SET PROBLEM: Reproduce the part of the court memorandum from "At the suppression" up to and including "6/25/21, at 1-2.", word for word.

EXTRACT PROVIDED:
++++

Superior Court of Pennsylvania
May 10, 2022
279 A.3d 1242 (Pa. Super. Ct. 2022)

Opinion

No. 786 EDA 2021

05-10-2022

COMMONWEALTH of Pennsylvania v. Giovanni RIVERA, Appellant


MEMORANDUM BY NICHOLS, J.:

Appellant Giovanni Rivera appeals from the judgment of sentence imposed following his convictions for possession with intent to deliver a controlled substance (PWID) and related offenses. Appellant argues that the trial court erred in denying his motion to suppress and that the Commonwealth failed to prove constructive possession. We affirm.

The trial court summarized the underlying facts of this matter as follows:

On January 13, 2020, a 2019 Jeep Grand Cherokee went missing from Avis Rental Car Company. At some point between January 13, 2020 and January 24, 2020, Appellant had obtained possession of a 2019 Jeep Grand Cherokee. On January 24, 2020, Police Officer Stephen Mancuso, Detective John Harrigan, and Detective Stephen Kershaw went to the 2100 block of North Front Street in the city and county of Philadelphia. The officers had gone to the area while following a GPS signal from the 2019 Jeep Grand Cherokee, which had been reported stolen by the manager at the Avis Rental Car Company. After arriving at the location and surveying the area, the officers discovered the rental Jeep parked in front of 2115 North Front Street. Appellant had parked the vehicle outside of a barbershop while he had his hair cut. Appellant was allegedly in the barbershop for forty minutes, during which time no one approached the rental Jeep. When Appellant finished his haircut, he approached the rental Jeep unaccompanied by anyone else. Upon Appellant entering the driver's seat of the vehicle, officers converged on Appellant and placed him into custody. The keys to the vehicle were in the cup holder when Appellant was apprehended.[ ] Officers recovered $4,074 from Appellant's person and officers recovered a plastic bag containing four bundles of heroin from under the rear passenger seat.[ ] Officers also recovered an amber pill bottle containing 87 pills as well as a firearm from underneath a rug covering the spare tire in the trunk area of the vehicle.

The vehicle was a push start car, so the keys did not need to be in the ignition for Appellant to start it. See N.T. Suppression Hr'g, 10/28/20, at 67.

At the suppression hearing, Detective Harrigan testified that he also found clothing in the backseat of the car that appeared to fit Appellant. See N.T. Suppression Hr'g, 10/28/20, at 82.

Trial Ct. Op., 6/25/21, at 1-2.

On January 24, 2020, Appellant was charged with PWID, possession of a controlled substance, possession of a firearm by a prohibited person, carrying firearms without a license, and possession of an instrument of crime (PIC).

Prior to trial, Appellant filed a motion to suppress the statements that he made to police during the traffic stop and the physical evidence recovered from the vehicle. Mot. to Suppress, 9/22/20, at 1. Therein, Appellant argued that there was no evidence to establish that he possessed the narcotics or the firearm or that Appellant was aware of their presence in the vehicle. Id. at 3.

On December 16, 2020, the trial court issued an order granting Appellant's motion with respect to the statements he made to police. However, because the trial court concluded that Appellant did not have an expectation of privacy in the vehicle, the court denied Appellant's motion to suppress the evidence recovered during the warrantless vehicle search.

++++

ENTRIES PROVIDED:
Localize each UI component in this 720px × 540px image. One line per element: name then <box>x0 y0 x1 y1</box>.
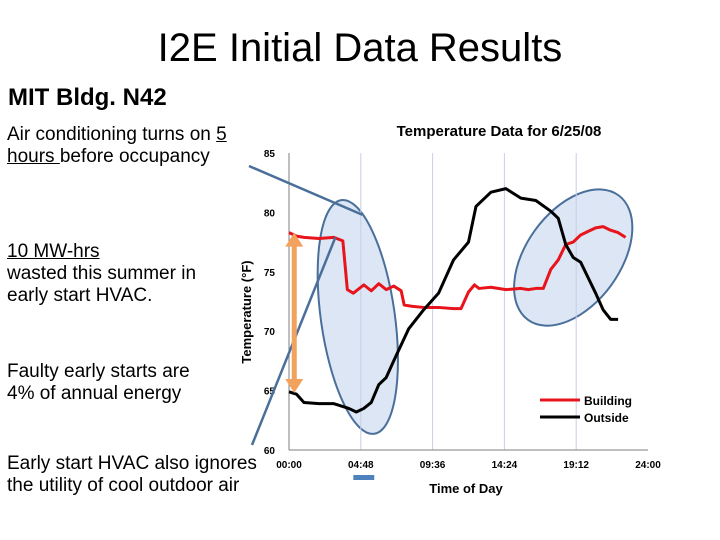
slide-title: I2E Initial Data Results <box>157 26 563 70</box>
time-marker-bar <box>353 475 375 480</box>
y-tick-label-4: 80 <box>264 208 276 219</box>
note-ac-part2: before occupancy <box>59 146 210 167</box>
annotations <box>248 164 375 480</box>
x-tick-label-5: 24:00 <box>635 460 661 471</box>
note-faulty-starts: Faulty early starts are 4% of annual ene… <box>7 361 190 404</box>
series-line-building <box>288 225 627 311</box>
legend-outside-label: Outside <box>584 411 629 425</box>
slide-subtitle: MIT Bldg. N42 <box>8 84 167 111</box>
x-tick-label-1: 04:48 <box>348 460 374 471</box>
note-mwh-value: 10 MW-hrs <box>7 241 100 262</box>
series-lines <box>288 187 627 414</box>
series-line-outside <box>288 187 619 414</box>
y-tick-labels: 60 65 70 75 80 85 <box>264 149 276 457</box>
x-tick-label-3: 14:24 <box>492 460 518 471</box>
note-ac-hours: 5 hours <box>7 124 227 167</box>
double-arrow-head-bottom <box>285 378 304 393</box>
double-arrow-head-top <box>285 232 304 247</box>
y-tick-label-1: 65 <box>264 387 276 398</box>
y-tick-label-0: 60 <box>264 446 276 457</box>
note-ac-early-start: Air conditioning turns on 5 hours before… <box>7 124 232 168</box>
x-tick-label-4: 19:12 <box>563 460 589 471</box>
note-pointer-line-top <box>248 164 363 216</box>
legend: Building Outside <box>540 394 632 425</box>
chart-title: Temperature Data for 6/25/08 <box>397 123 602 140</box>
note-mwh-wasted: 10 MW-hrs wasted this summer in early st… <box>7 241 217 307</box>
y-axis-label: Temperature (°F) <box>239 260 254 363</box>
axes <box>288 153 648 451</box>
x-tick-label-0: 00:00 <box>276 460 302 471</box>
note-mwh-text: wasted this summer in early start HVAC. <box>7 263 197 306</box>
x-tick-label-2: 09:36 <box>420 460 446 471</box>
y-tick-label-3: 75 <box>264 268 276 279</box>
ellipse-morning-highlight <box>316 198 399 435</box>
x-tick-labels: 00:00 04:48 09:36 14:24 19:12 24:00 <box>276 460 661 471</box>
note-cool-outdoor-air: Early start HVAC also ignores the utilit… <box>7 453 257 496</box>
x-axis-label: Time of Day <box>429 481 503 496</box>
note-ac-part1: Air conditioning turns on <box>7 124 217 145</box>
legend-building-label: Building <box>584 394 632 408</box>
y-tick-label-5: 85 <box>264 149 276 160</box>
y-tick-label-2: 70 <box>264 327 276 338</box>
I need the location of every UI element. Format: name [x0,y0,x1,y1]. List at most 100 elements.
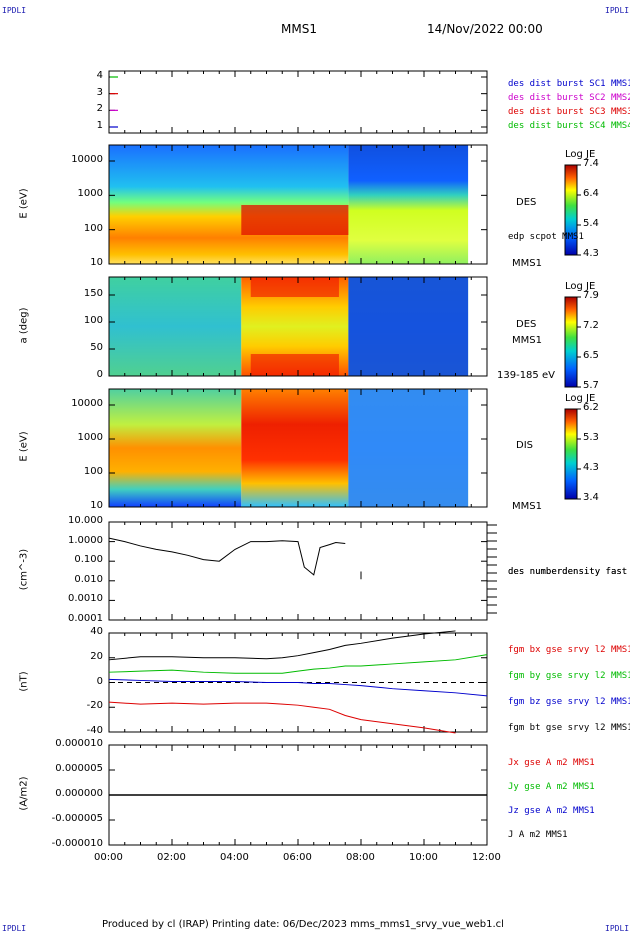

++++

FINISHED EXERCISE:
At the suppression hearing, Detective Harrigan testified that he also found clothing in the backseat of the car that appeared to fit Appellant. See N.T. Suppression Hr'g, 10/28/20, at 82.

Trial Ct. Op., 6/25/21, at 1-2.